→ **Working data**:
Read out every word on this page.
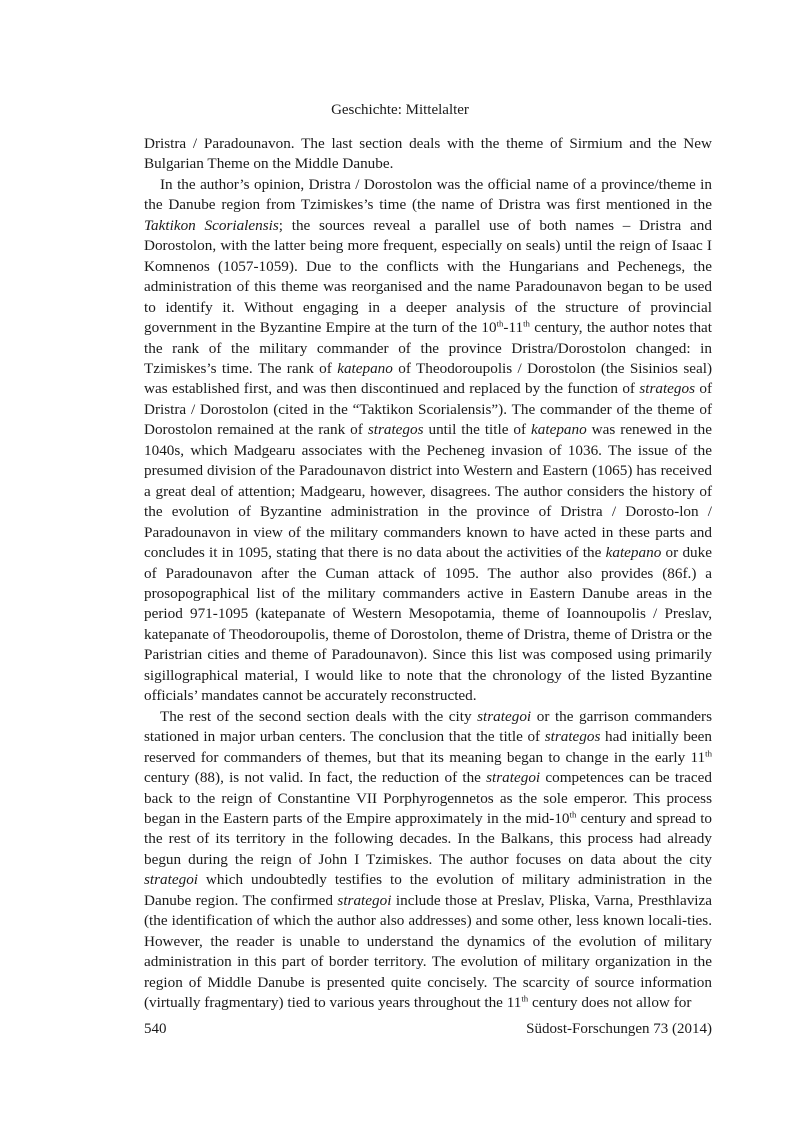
Geschichte: Mittelalter

Dristra / Paradounavon. The last section deals with the theme of Sirmium and the New Bulgarian Theme on the Middle Danube.

In the author’s opinion, Dristra / Dorostolon was the official name of a province/theme in the Danube region from Tzimiskes’s time (the name of Dristra was first mentioned in the Taktikon Scorialensis; the sources reveal a parallel use of both names – Dristra and Dorostolon, with the latter being more frequent, especially on seals) until the reign of Isaac I Komnenos (1057-1059). Due to the conflicts with the Hungarians and Pechenegs, the administration of this theme was reorganised and the name Paradounavon began to be used to identify it. Without engaging in a deeper analysis of the structure of provincial government in the Byzantine Empire at the turn of the 10th-11th century, the author notes that the rank of the military commander of the province Dristra/Dorostolon changed: in Tzimiskes’s time. The rank of katepano of Theodoroupolis / Dorostolon (the Sisinios seal) was established first, and was then discontinued and replaced by the function of strategos of Dristra / Dorostolon (cited in the “Taktikon Scorialensis”). The commander of the theme of Dorostolon remained at the rank of strategos until the title of katepano was renewed in the 1040s, which Madgearu associates with the Pecheneg invasion of 1036. The issue of the presumed division of the Paradounavon district into Western and Eastern (1065) has received a great deal of attention; Madgearu, however, disagrees. The author considers the history of the evolution of Byzantine administration in the province of Dristra / Dorosto-lon / Paradounavon in view of the military commanders known to have acted in these parts and concludes it in 1095, stating that there is no data about the activities of the katepano or duke of Paradounavon after the Cuman attack of 1095. The author also provides (86f.) a prosopographical list of the military commanders active in Eastern Danube areas in the period 971-1095 (katepanate of Western Mesopotamia, theme of Ioannoupolis / Preslav, katepanate of Theodoroupolis, theme of Dorostolon, theme of Dristra, theme of Dristra or the Paristrian cities and theme of Paradounavon). Since this list was composed using primarily sigillographical material, I would like to note that the chronology of the listed Byzantine officials’ mandates cannot be accurately reconstructed.

The rest of the second section deals with the city strategoi or the garrison commanders stationed in major urban centers. The conclusion that the title of strategos had initially been reserved for commanders of themes, but that its meaning began to change in the early 11th century (88), is not valid. In fact, the reduction of the strategoi competences can be traced back to the reign of Constantine VII Porphyrogennetos as the sole emperor. This process began in the Eastern parts of the Empire approximately in the mid-10th century and spread to the rest of its territory in the following decades. In the Balkans, this process had already begun during the reign of John I Tzimiskes. The author focuses on data about the city strategoi which undoubtedly testifies to the evolution of military administration in the Danube region. The confirmed strategoi include those at Preslav, Pliska, Varna, Presthlaviza (the identification of which the author also addresses) and some other, less known locali-ties. However, the reader is unable to understand the dynamics of the evolution of military administration in this part of border territory. The evolution of military organization in the region of Middle Danube is presented quite concisely. The scarcity of source information (virtually fragmentary) tied to various years throughout the 11th century does not allow for

540	Südost-Forschungen 73 (2014)
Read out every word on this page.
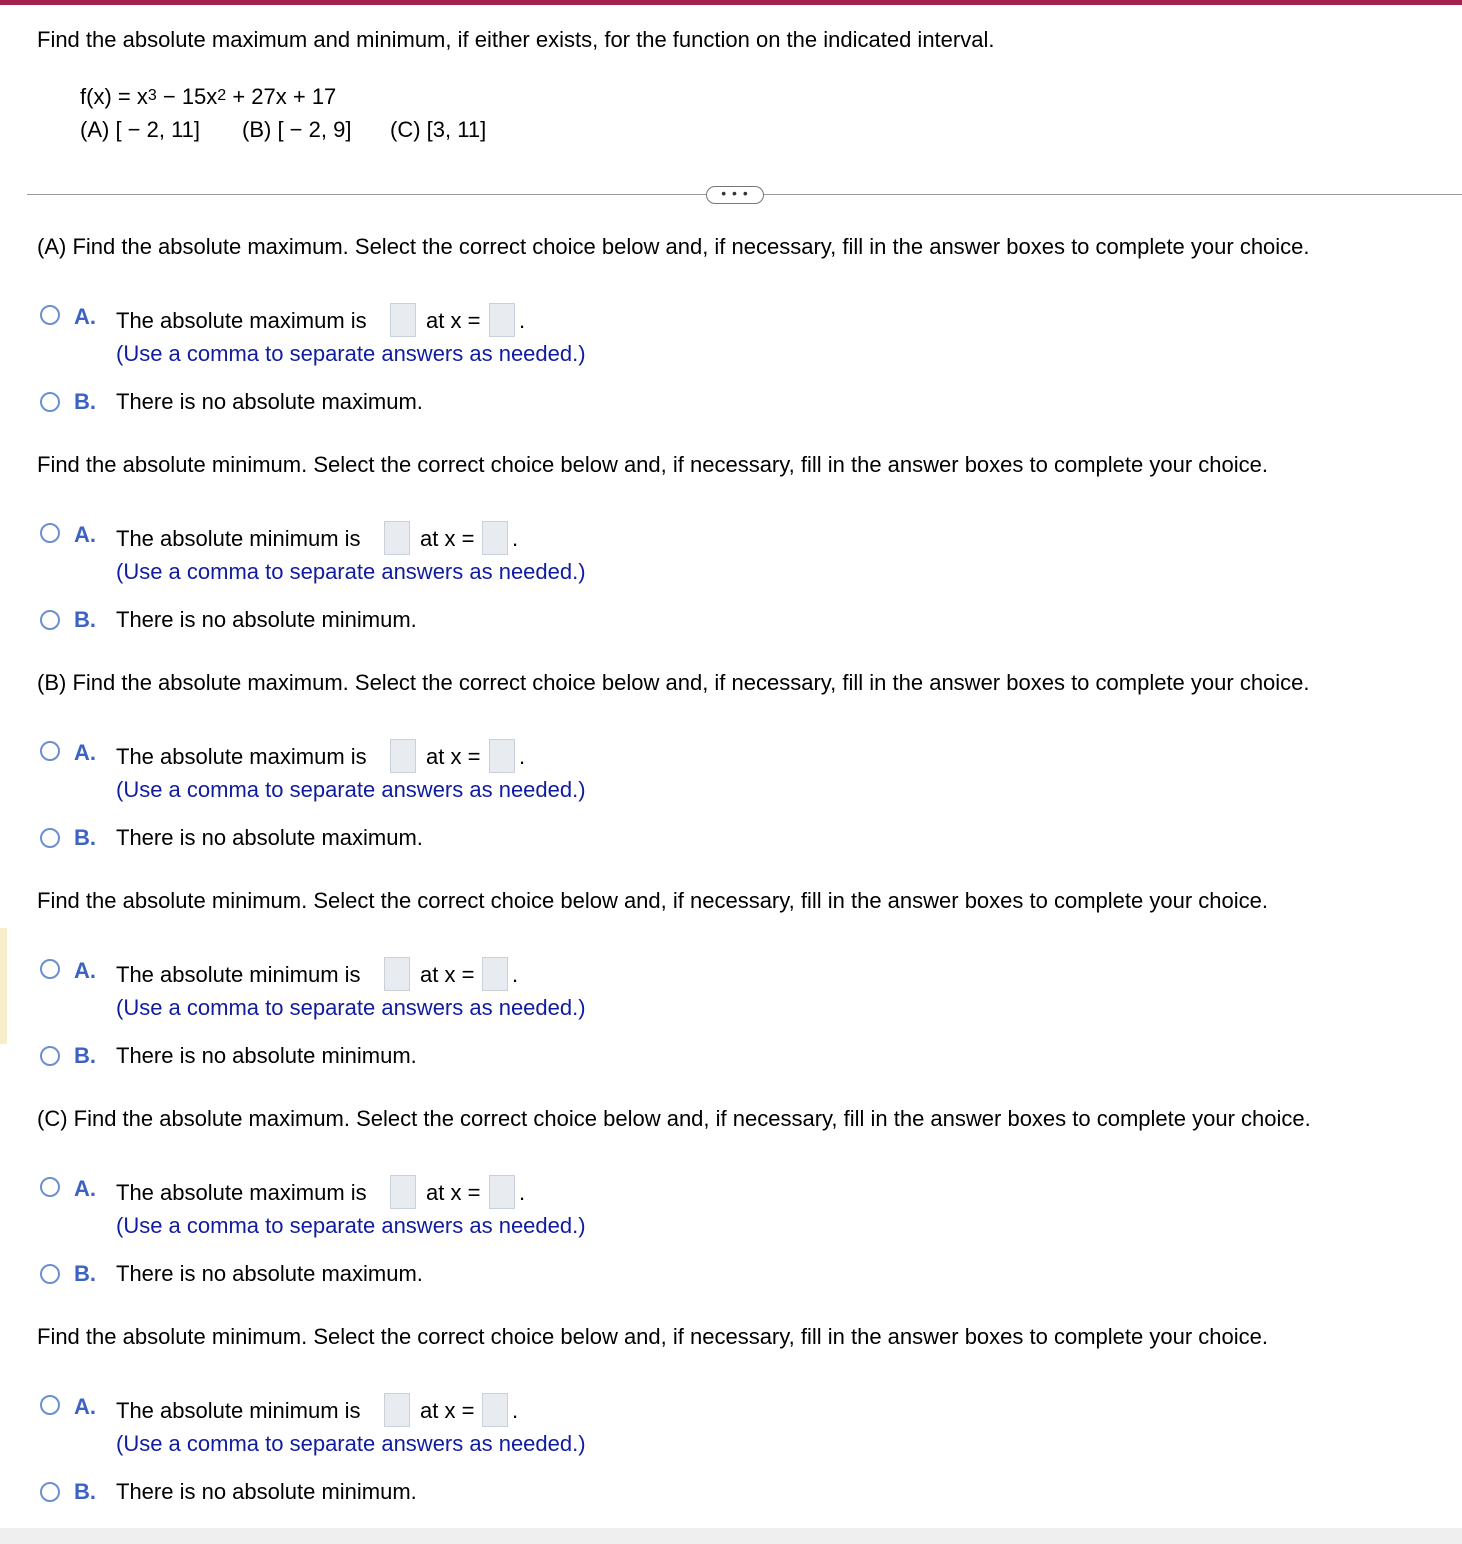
Find the absolute maximum and minimum, if either exists, for the function on the indicated interval.
$f(x) = x^3 - 15x^2 + 27x + 17$
(A) [ − 2, 11] (B) [ − 2, 9] (C) [3, 11]
• • •
(A) Find the absolute maximum. Select the correct choice below and, if necessary, fill in the answer boxes to complete your choice.
A. The absolute maximum is	at x = .
(Use a comma to separate answers as needed.)
B. There is no absolute maximum.
Find the absolute minimum. Select the correct choice below and, if necessary, fill in the answer boxes to complete your choice.
A. The absolute minimum is	at x = .
(Use a comma to separate answers as needed.)
B. There is no absolute minimum.
(B) Find the absolute maximum. Select the correct choice below and, if necessary, fill in the answer boxes to complete your choice.
A. The absolute maximum is	at x = .
(Use a comma to separate answers as needed.)
B. There is no absolute maximum.
Find the absolute minimum. Select the correct choice below and, if necessary, fill in the answer boxes to complete your choice.
A. The absolute minimum is	at x = .
(Use a comma to separate answers as needed.)
B. There is no absolute minimum.
(C) Find the absolute maximum. Select the correct choice below and, if necessary, fill in the answer boxes to complete your choice.
A. The absolute maximum is	at x = .
(Use a comma to separate answers as needed.)
B. There is no absolute maximum.
Find the absolute minimum. Select the correct choice below and, if necessary, fill in the answer boxes to complete your choice.
A. The absolute minimum is	at x = .
(Use a comma to separate answers as needed.)
B. There is no absolute minimum.
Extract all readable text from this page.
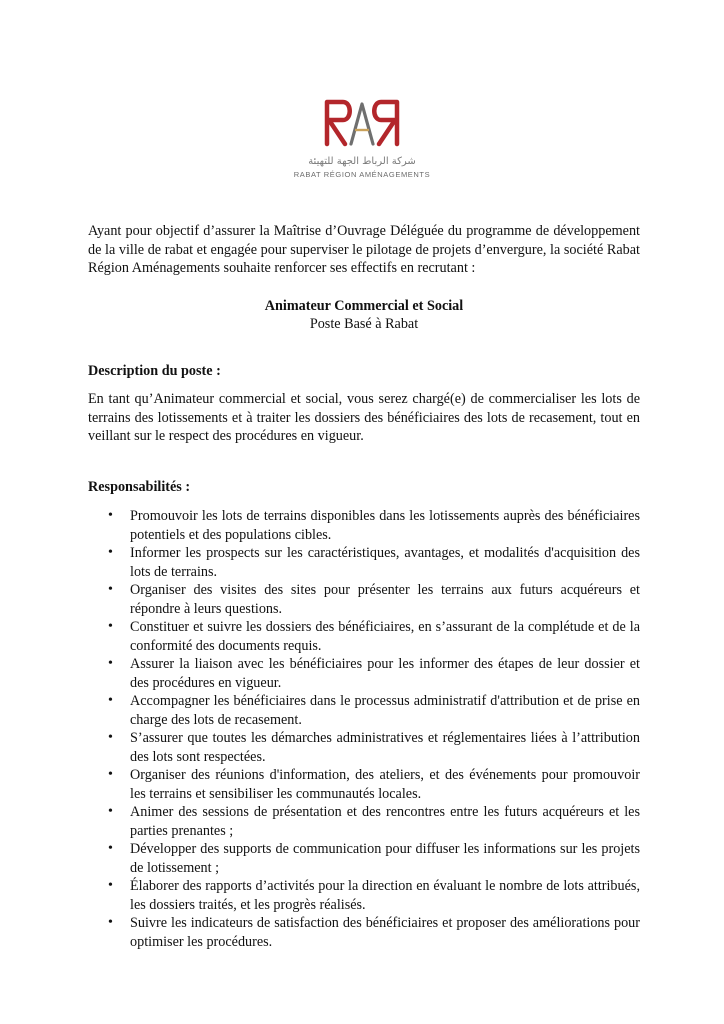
شركة الرباط الجهة للتهيئة
RABAT RÉGION AMÉNAGEMENTS

Ayant pour objectif d’assurer la Maîtrise d’Ouvrage Déléguée du programme de développement de la ville de rabat et engagée pour superviser le pilotage de projets d’envergure, la société Rabat Région Aménagements souhaite renforcer ses effectifs en recrutant :

Animateur Commercial et Social

Poste Basé à Rabat

Description du poste :

En tant qu’Animateur commercial et social, vous serez chargé(e) de commercialiser les lots de terrains des lotissements et à traiter les dossiers des bénéficiaires des lots de recasement, tout en veillant sur le respect des procédures en vigueur.

Responsabilités :

• Promouvoir les lots de terrains disponibles dans les lotissements auprès des bénéficiaires potentiels et des populations cibles.
• Informer les prospects sur les caractéristiques, avantages, et modalités d'acquisition des lots de terrains.
• Organiser des visites des sites pour présenter les terrains aux futurs acquéreurs et répondre à leurs questions.
• Constituer et suivre les dossiers des bénéficiaires, en s’assurant de la complétude et de la conformité des documents requis.
• Assurer la liaison avec les bénéficiaires pour les informer des étapes de leur dossier et des procédures en vigueur.
• Accompagner les bénéficiaires dans le processus administratif d'attribution et de prise en charge des lots de recasement.
• S’assurer que toutes les démarches administratives et réglementaires liées à l’attribution des lots sont respectées.
• Organiser des réunions d'information, des ateliers, et des événements pour promouvoir les terrains et sensibiliser les communautés locales.
• Animer des sessions de présentation et des rencontres entre les futurs acquéreurs et les parties prenantes ;
• Développer des supports de communication pour diffuser les informations sur les projets de lotissement ;
• Élaborer des rapports d’activités pour la direction en évaluant le nombre de lots attribués, les dossiers traités, et les progrès réalisés.
• Suivre les indicateurs de satisfaction des bénéficiaires et proposer des améliorations pour optimiser les procédures.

→ **What to work on**: Leave out the pictures and transcribe everything else exactly.

→ **Full response**:
Read out every word on this page.
Geschichte: Mittelalter

Dristra / Paradounavon. The last section deals with the theme of Sirmium and the New Bulgarian Theme on the Middle Danube.

In the author’s opinion, Dristra / Dorostolon was the official name of a province/theme in the Danube region from Tzimiskes’s time (the name of Dristra was first mentioned in the Taktikon Scorialensis; the sources reveal a parallel use of both names – Dristra and Dorostolon, with the latter being more frequent, especially on seals) until the reign of Isaac I Komnenos (1057-1059). Due to the conflicts with the Hungarians and Pechenegs, the administration of this theme was reorganised and the name Paradounavon began to be used to identify it. Without engaging in a deeper analysis of the structure of provincial government in the Byzantine Empire at the turn of the 10th-11th century, the author notes that the rank of the military commander of the province Dristra/Dorostolon changed: in Tzimiskes’s time. The rank of katepano of Theodoroupolis / Dorostolon (the Sisinios seal) was established first, and was then discontinued and replaced by the function of strategos of Dristra / Dorostolon (cited in the “Taktikon Scorialensis”). The commander of the theme of Dorostolon remained at the rank of strategos until the title of katepano was renewed in the 1040s, which Madgearu associates with the Pecheneg invasion of 1036. The issue of the presumed division of the Paradounavon district into Western and Eastern (1065) has received a great deal of attention; Madgearu, however, disagrees. The author considers the history of the evolution of Byzantine administration in the province of Dristra / Dorosto-lon / Paradounavon in view of the military commanders known to have acted in these parts and concludes it in 1095, stating that there is no data about the activities of the katepano or duke of Paradounavon after the Cuman attack of 1095. The author also provides (86f.) a prosopographical list of the military commanders active in Eastern Danube areas in the period 971-1095 (katepanate of Western Mesopotamia, theme of Ioannoupolis / Preslav, katepanate of Theodoroupolis, theme of Dorostolon, theme of Dristra, theme of Dristra or the Paristrian cities and theme of Paradounavon). Since this list was composed using primarily sigillographical material, I would like to note that the chronology of the listed Byzantine officials’ mandates cannot be accurately reconstructed.

The rest of the second section deals with the city strategoi or the garrison commanders stationed in major urban centers. The conclusion that the title of strategos had initially been reserved for commanders of themes, but that its meaning began to change in the early 11th century (88), is not valid. In fact, the reduction of the strategoi competences can be traced back to the reign of Constantine VII Porphyrogennetos as the sole emperor. This process began in the Eastern parts of the Empire approximately in the mid-10th century and spread to the rest of its territory in the following decades. In the Balkans, this process had already begun during the reign of John I Tzimiskes. The author focuses on data about the city strategoi which undoubtedly testifies to the evolution of military administration in the Danube region. The confirmed strategoi include those at Preslav, Pliska, Varna, Presthlaviza (the identification of which the author also addresses) and some other, less known locali-ties. However, the reader is unable to understand the dynamics of the evolution of military administration in this part of border territory. The evolution of military organization in the region of Middle Danube is presented quite concisely. The scarcity of source information (virtually fragmentary) tied to various years throughout the 11th century does not allow for

540	Südost-Forschungen 73 (2014)
Read out every word on this page.
Find the absolute maximum and minimum, if either exists, for the function on the indicated interval.
$f(x) = x^3 - 15x^2 + 27x + 17$
(A) [ − 2, 11] (B) [ − 2, 9] (C) [3, 11]
• • •
(A) Find the absolute maximum. Select the correct choice below and, if necessary, fill in the answer boxes to complete your choice.
A. The absolute maximum is	at x = .
(Use a comma to separate answers as needed.)
B. There is no absolute maximum.
Find the absolute minimum. Select the correct choice below and, if necessary, fill in the answer boxes to complete your choice.
A. The absolute minimum is	at x = .
(Use a comma to separate answers as needed.)
B. There is no absolute minimum.
(B) Find the absolute maximum. Select the correct choice below and, if necessary, fill in the answer boxes to complete your choice.
A. The absolute maximum is	at x = .
(Use a comma to separate answers as needed.)
B. There is no absolute maximum.
Find the absolute minimum. Select the correct choice below and, if necessary, fill in the answer boxes to complete your choice.
A. The absolute minimum is	at x = .
(Use a comma to separate answers as needed.)
B. There is no absolute minimum.
(C) Find the absolute maximum. Select the correct choice below and, if necessary, fill in the answer boxes to complete your choice.
A. The absolute maximum is	at x = .
(Use a comma to separate answers as needed.)
B. There is no absolute maximum.
Find the absolute minimum. Select the correct choice below and, if necessary, fill in the answer boxes to complete your choice.
A. The absolute minimum is	at x = .
(Use a comma to separate answers as needed.)
B. There is no absolute minimum.
Extract all readable text from this page.
شركة الرباط الجهة للتهيئة
RABAT RÉGION AMÉNAGEMENTS

Ayant pour objectif d’assurer la Maîtrise d’Ouvrage Déléguée du programme de développement de la ville de rabat et engagée pour superviser le pilotage de projets d’envergure, la société Rabat Région Aménagements souhaite renforcer ses effectifs en recrutant :

Animateur Commercial et Social

Poste Basé à Rabat

Description du poste :

En tant qu’Animateur commercial et social, vous serez chargé(e) de commercialiser les lots de terrains des lotissements et à traiter les dossiers des bénéficiaires des lots de recasement, tout en veillant sur le respect des procédures en vigueur.

Responsabilités :

• Promouvoir les lots de terrains disponibles dans les lotissements auprès des bénéficiaires potentiels et des populations cibles.
• Informer les prospects sur les caractéristiques, avantages, et modalités d'acquisition des lots de terrains.
• Organiser des visites des sites pour présenter les terrains aux futurs acquéreurs et répondre à leurs questions.
• Constituer et suivre les dossiers des bénéficiaires, en s’assurant de la complétude et de la conformité des documents requis.
• Assurer la liaison avec les bénéficiaires pour les informer des étapes de leur dossier et des procédures en vigueur.
• Accompagner les bénéficiaires dans le processus administratif d'attribution et de prise en charge des lots de recasement.
• S’assurer que toutes les démarches administratives et réglementaires liées à l’attribution des lots sont respectées.
• Organiser des réunions d'information, des ateliers, et des événements pour promouvoir les terrains et sensibiliser les communautés locales.
• Animer des sessions de présentation et des rencontres entre les futurs acquéreurs et les parties prenantes ;
• Développer des supports de communication pour diffuser les informations sur les projets de lotissement ;
• Élaborer des rapports d’activités pour la direction en évaluant le nombre de lots attribués, les dossiers traités, et les progrès réalisés.
• Suivre les indicateurs de satisfaction des bénéficiaires et proposer des améliorations pour optimiser les procédures.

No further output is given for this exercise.